*PROVIDED RECORDS:*

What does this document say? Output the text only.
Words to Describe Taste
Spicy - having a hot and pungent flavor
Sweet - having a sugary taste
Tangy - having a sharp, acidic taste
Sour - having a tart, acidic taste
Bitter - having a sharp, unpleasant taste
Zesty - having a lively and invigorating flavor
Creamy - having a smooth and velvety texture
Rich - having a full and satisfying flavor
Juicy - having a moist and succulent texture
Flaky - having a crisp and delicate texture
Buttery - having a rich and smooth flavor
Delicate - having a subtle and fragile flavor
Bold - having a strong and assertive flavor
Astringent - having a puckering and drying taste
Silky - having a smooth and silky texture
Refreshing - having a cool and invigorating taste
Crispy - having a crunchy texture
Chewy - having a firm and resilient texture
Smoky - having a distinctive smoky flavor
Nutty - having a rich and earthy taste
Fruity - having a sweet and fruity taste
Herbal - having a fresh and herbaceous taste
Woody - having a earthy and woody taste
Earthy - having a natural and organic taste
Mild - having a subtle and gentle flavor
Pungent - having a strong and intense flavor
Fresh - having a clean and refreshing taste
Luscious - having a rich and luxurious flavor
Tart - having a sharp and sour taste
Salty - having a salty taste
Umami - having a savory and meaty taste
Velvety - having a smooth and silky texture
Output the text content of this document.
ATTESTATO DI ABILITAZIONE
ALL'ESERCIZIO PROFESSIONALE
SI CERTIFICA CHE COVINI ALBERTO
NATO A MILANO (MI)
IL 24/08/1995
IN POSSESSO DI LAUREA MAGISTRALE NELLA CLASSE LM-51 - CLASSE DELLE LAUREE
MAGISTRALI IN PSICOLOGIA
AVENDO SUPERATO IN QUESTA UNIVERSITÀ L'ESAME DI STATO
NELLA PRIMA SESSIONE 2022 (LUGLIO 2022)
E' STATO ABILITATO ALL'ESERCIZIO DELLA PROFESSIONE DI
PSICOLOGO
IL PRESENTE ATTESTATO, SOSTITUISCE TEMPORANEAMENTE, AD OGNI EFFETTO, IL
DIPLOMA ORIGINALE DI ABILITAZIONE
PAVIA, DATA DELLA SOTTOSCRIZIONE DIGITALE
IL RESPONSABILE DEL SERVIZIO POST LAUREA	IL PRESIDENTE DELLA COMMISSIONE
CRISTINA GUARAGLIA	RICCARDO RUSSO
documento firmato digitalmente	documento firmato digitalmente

*REQUIRED TASK:* Write out each line of the data that holds the string "texture".

*SOLUTION:*
Creamy - having a smooth and velvety texture
Juicy - having a moist and succulent texture
Flaky - having a crisp and delicate texture
Silky - having a smooth and silky texture
Crispy - having a crunchy texture
Chewy - having a firm and resilient texture
Velvety - having a smooth and silky texture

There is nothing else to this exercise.